Rows from a dataset:
|---|

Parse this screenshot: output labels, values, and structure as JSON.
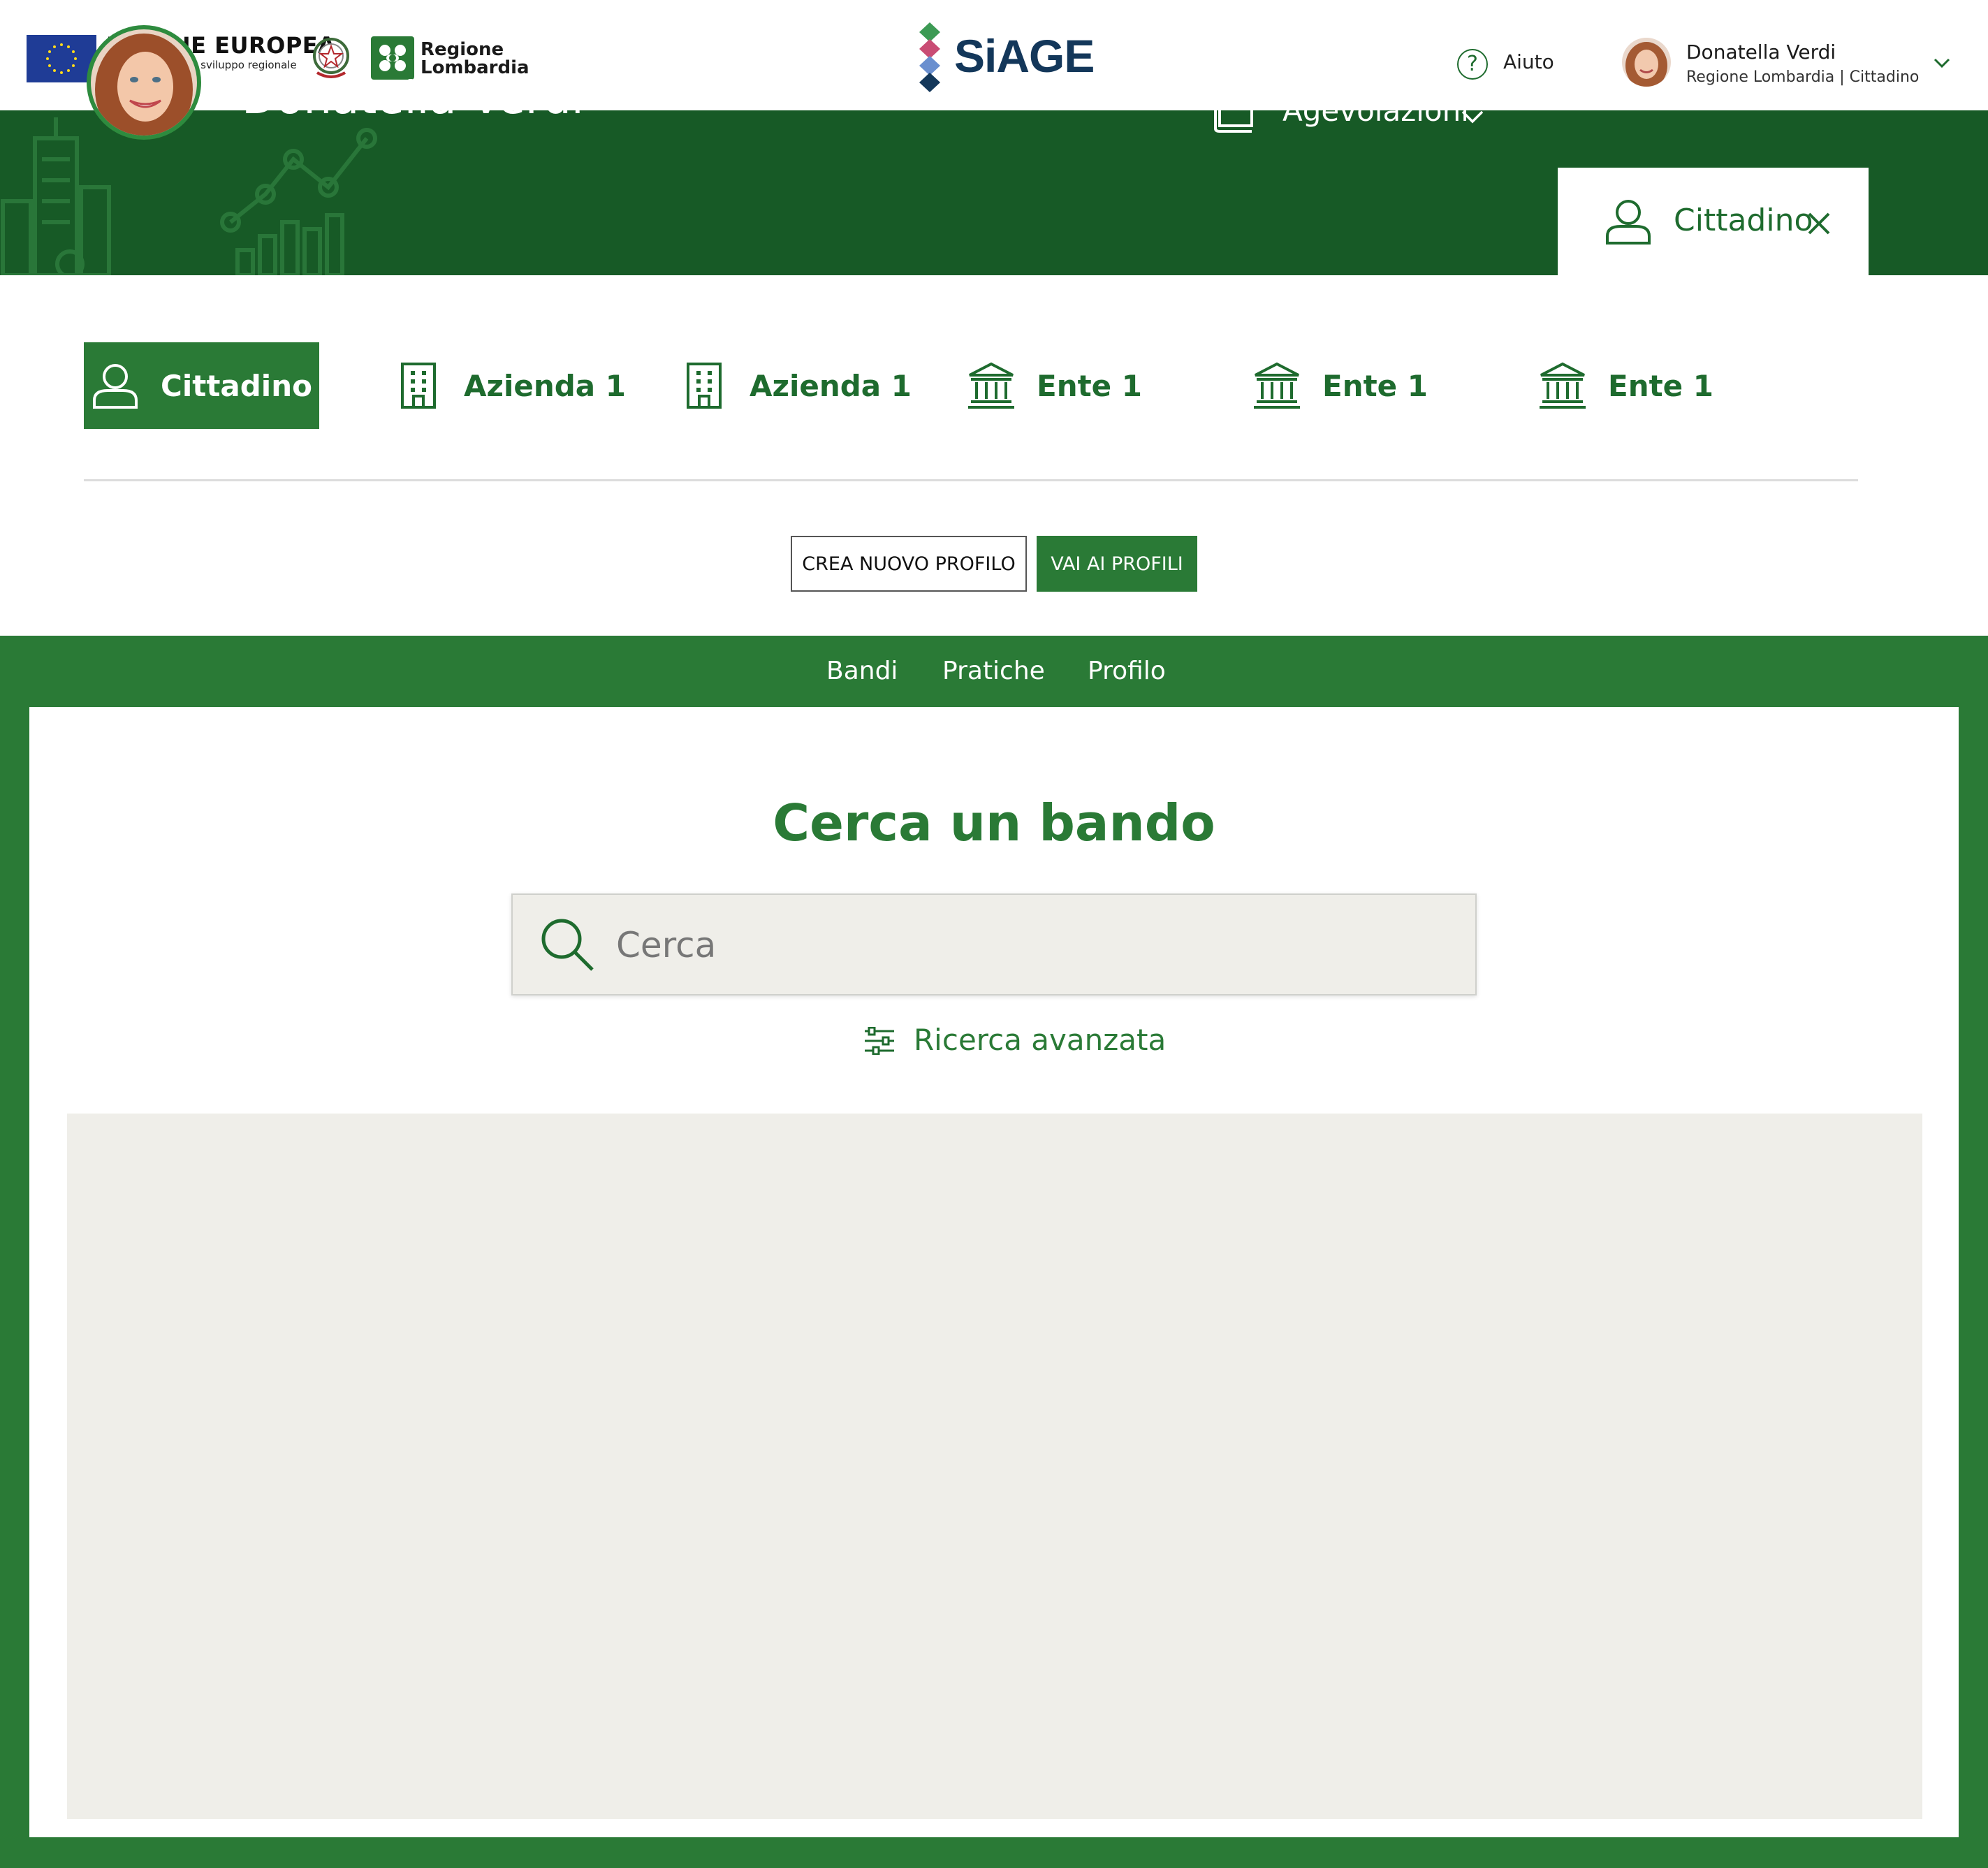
{
  "header": {
    "eu_title": "UNIONE EUROPEA",
    "eu_subtitle": "Fondo europeo di sviluppo regionale",
    "region_line1": "Regione",
    "region_line2": "Lombardia",
    "app_name": "SiAGE",
    "help_label": "Aiuto",
    "user_name": "Donatella Verdi",
    "user_role": "Regione Lombardia  |  Cittadino"
  },
  "banner": {
    "name": "Donatella Verdi",
    "menu_label": "Agevolazioni",
    "active_profile": "Cittadino"
  },
  "profiles": {
    "items": [
      {
        "label": "Cittadino",
        "icon": "user-icon",
        "active": true
      },
      {
        "label": "Azienda 1",
        "icon": "building-icon",
        "active": false
      },
      {
        "label": "Azienda 1",
        "icon": "building-icon",
        "active": false
      },
      {
        "label": "Ente 1",
        "icon": "institution-icon",
        "active": false
      },
      {
        "label": "Ente 1",
        "icon": "institution-icon",
        "active": false
      },
      {
        "label": "Ente 1",
        "icon": "institution-icon",
        "active": false
      }
    ],
    "create_label": "CREA NUOVO PROFILO",
    "goto_label": "VAI AI PROFILI"
  },
  "subnav": {
    "items": [
      "Bandi",
      "Pratiche",
      "Profilo"
    ]
  },
  "search": {
    "title": "Cerca un bando",
    "placeholder": "Cerca",
    "advanced_label": "Ricerca avanzata"
  },
  "colors": {
    "primary_green": "#2a7a36",
    "dark_green": "#175a26",
    "panel_gray": "#efeee9",
    "siage_navy": "#13375a"
  }
}
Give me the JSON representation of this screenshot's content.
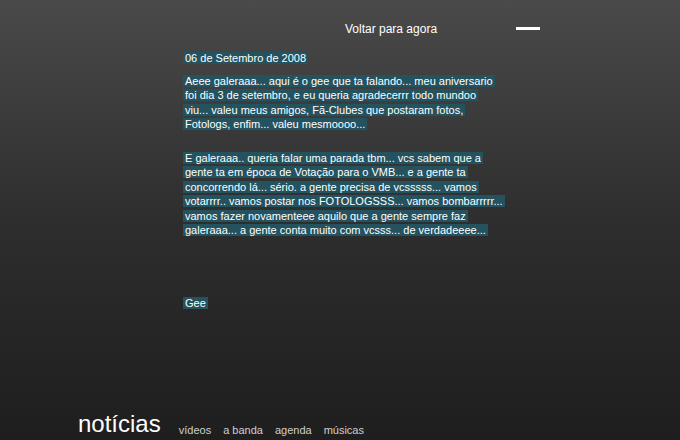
{
  "top_nav": {
    "back_link": "Voltar para agora"
  },
  "post": {
    "date": "06 de Setembro de 2008",
    "paragraphs": [
      [
        "Aeee galeraaa... aqui é o gee que ta falando... meu aniversario",
        "foi dia 3 de setembro, e eu queria agradecerrr todo mundoo",
        "viu... valeu meus amigos, Fã-Clubes que postaram fotos,",
        "Fotologs, enfim... valeu mesmoooo..."
      ],
      [
        "E galeraaa.. queria falar uma parada tbm... vcs sabem que a",
        "gente ta em época de Votação para o VMB... e a gente ta",
        "concorrendo lá... sério. a gente precisa de vcsssss... vamos",
        "votarrrr.. vamos postar nos FOTOLOGSSS... vamos bombarrrrr...",
        "vamos fazer novamenteee aquilo que a gente sempre faz",
        "galeraaa... a gente conta muito com vcsss... de verdadeeee..."
      ]
    ],
    "signature": "Gee"
  },
  "bottom_nav": [
    {
      "label": "notícias",
      "selected": true
    },
    {
      "label": "vídeos",
      "selected": false
    },
    {
      "label": "a banda",
      "selected": false
    },
    {
      "label": "agenda",
      "selected": false
    },
    {
      "label": "músicas",
      "selected": false
    }
  ]
}
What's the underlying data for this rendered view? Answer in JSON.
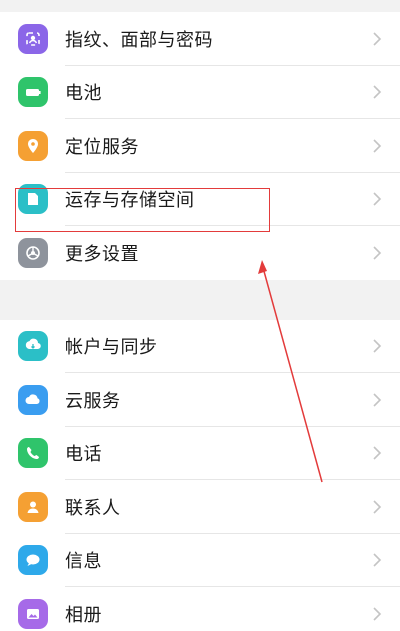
{
  "group1": [
    {
      "label": "指纹、面部与密码",
      "icon": "fingerprint-face-icon",
      "color": "#8b66e8"
    },
    {
      "label": "电池",
      "icon": "battery-icon",
      "color": "#2fc46b"
    },
    {
      "label": "定位服务",
      "icon": "location-pin-icon",
      "color": "#f5a033"
    },
    {
      "label": "运存与存储空间",
      "icon": "storage-icon",
      "color": "#2bbfc7"
    },
    {
      "label": "更多设置",
      "icon": "settings-gear-icon",
      "color": "#8e939c"
    }
  ],
  "group2": [
    {
      "label": "帐户与同步",
      "icon": "account-sync-icon",
      "color": "#2bbfc7"
    },
    {
      "label": "云服务",
      "icon": "cloud-icon",
      "color": "#3a9df0"
    },
    {
      "label": "电话",
      "icon": "phone-icon",
      "color": "#2fc46b"
    },
    {
      "label": "联系人",
      "icon": "contacts-icon",
      "color": "#f5a033"
    },
    {
      "label": "信息",
      "icon": "message-icon",
      "color": "#2ea9ea"
    },
    {
      "label": "相册",
      "icon": "gallery-icon",
      "color": "#a66ae8"
    }
  ],
  "annotation": {
    "highlight_color": "#e33b3b"
  }
}
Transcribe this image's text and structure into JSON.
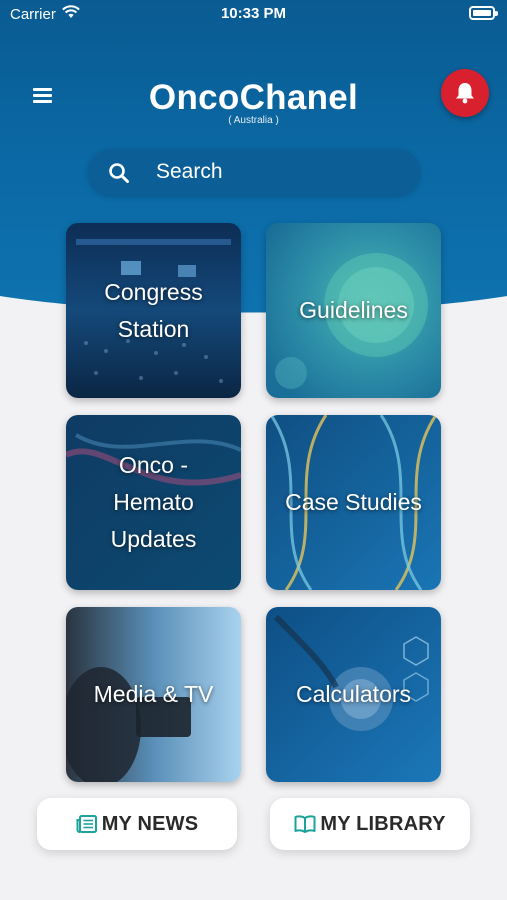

|---|

**Problem description**
All records must be output exactly as they are, except for the pictures, which are left out.

**Solution to this exercise**
Parse this screenshot: output labels, values, and structure as JSON.
{
  "header": {
    "eu_title": "UNIONE EUROPEA",
    "eu_subtitle": "Fondo europeo di sviluppo regionale",
    "region_line1": "Regione",
    "region_line2": "Lombardia",
    "app_name": "SiAGE",
    "help_label": "Aiuto",
    "user_name": "Donatella Verdi",
    "user_role": "Regione Lombardia  |  Cittadino"
  },
  "banner": {
    "name": "Donatella Verdi",
    "menu_label": "Agevolazioni",
    "active_profile": "Cittadino"
  },
  "profiles": {
    "items": [
      {
        "label": "Cittadino",
        "icon": "user-icon",
        "active": true
      },
      {
        "label": "Azienda 1",
        "icon": "building-icon",
        "active": false
      },
      {
        "label": "Azienda 1",
        "icon": "building-icon",
        "active": false
      },
      {
        "label": "Ente 1",
        "icon": "institution-icon",
        "active": false
      },
      {
        "label": "Ente 1",
        "icon": "institution-icon",
        "active": false
      },
      {
        "label": "Ente 1",
        "icon": "institution-icon",
        "active": false
      }
    ],
    "create_label": "CREA NUOVO PROFILO",
    "goto_label": "VAI AI PROFILI"
  },
  "subnav": {
    "items": [
      "Bandi",
      "Pratiche",
      "Profilo"
    ]
  },
  "search": {
    "title": "Cerca un bando",
    "placeholder": "Cerca",
    "advanced_label": "Ricerca avanzata"
  },
  "colors": {
    "primary_green": "#2a7a36",
    "dark_green": "#175a26",
    "panel_gray": "#efeee9",
    "siage_navy": "#13375a"
  }
}
Give me the JSON representation of this screenshot's content.
{
  "top_nav": {
    "back_link": "Voltar para agora"
  },
  "post": {
    "date": "06 de Setembro de 2008",
    "paragraphs": [
      [
        "Aeee galeraaa... aqui é o gee que ta falando... meu aniversario",
        "foi dia 3 de setembro, e eu queria agradecerrr todo mundoo",
        "viu... valeu meus amigos, Fã-Clubes que postaram fotos,",
        "Fotologs, enfim... valeu mesmoooo..."
      ],
      [
        "E galeraaa.. queria falar uma parada tbm... vcs sabem que a",
        "gente ta em época de Votação para o VMB... e a gente ta",
        "concorrendo lá... sério. a gente precisa de vcsssss... vamos",
        "votarrrr.. vamos postar nos FOTOLOGSSS... vamos bombarrrrr...",
        "vamos fazer novamenteee aquilo que a gente sempre faz",
        "galeraaa... a gente conta muito com vcsss... de verdadeeee..."
      ]
    ],
    "signature": "Gee"
  },
  "bottom_nav": [
    {
      "label": "notícias",
      "selected": true
    },
    {
      "label": "vídeos",
      "selected": false
    },
    {
      "label": "a banda",
      "selected": false
    },
    {
      "label": "agenda",
      "selected": false
    },
    {
      "label": "músicas",
      "selected": false
    }
  ]
}
What's the underlying data for this rendered view? Answer in JSON.
{
  "group1": [
    {
      "label": "指纹、面部与密码",
      "icon": "fingerprint-face-icon",
      "color": "#8b66e8"
    },
    {
      "label": "电池",
      "icon": "battery-icon",
      "color": "#2fc46b"
    },
    {
      "label": "定位服务",
      "icon": "location-pin-icon",
      "color": "#f5a033"
    },
    {
      "label": "运存与存储空间",
      "icon": "storage-icon",
      "color": "#2bbfc7"
    },
    {
      "label": "更多设置",
      "icon": "settings-gear-icon",
      "color": "#8e939c"
    }
  ],
  "group2": [
    {
      "label": "帐户与同步",
      "icon": "account-sync-icon",
      "color": "#2bbfc7"
    },
    {
      "label": "云服务",
      "icon": "cloud-icon",
      "color": "#3a9df0"
    },
    {
      "label": "电话",
      "icon": "phone-icon",
      "color": "#2fc46b"
    },
    {
      "label": "联系人",
      "icon": "contacts-icon",
      "color": "#f5a033"
    },
    {
      "label": "信息",
      "icon": "message-icon",
      "color": "#2ea9ea"
    },
    {
      "label": "相册",
      "icon": "gallery-icon",
      "color": "#a66ae8"
    }
  ],
  "annotation": {
    "highlight_color": "#e33b3b"
  }
}
Transcribe this image's text and structure into JSON.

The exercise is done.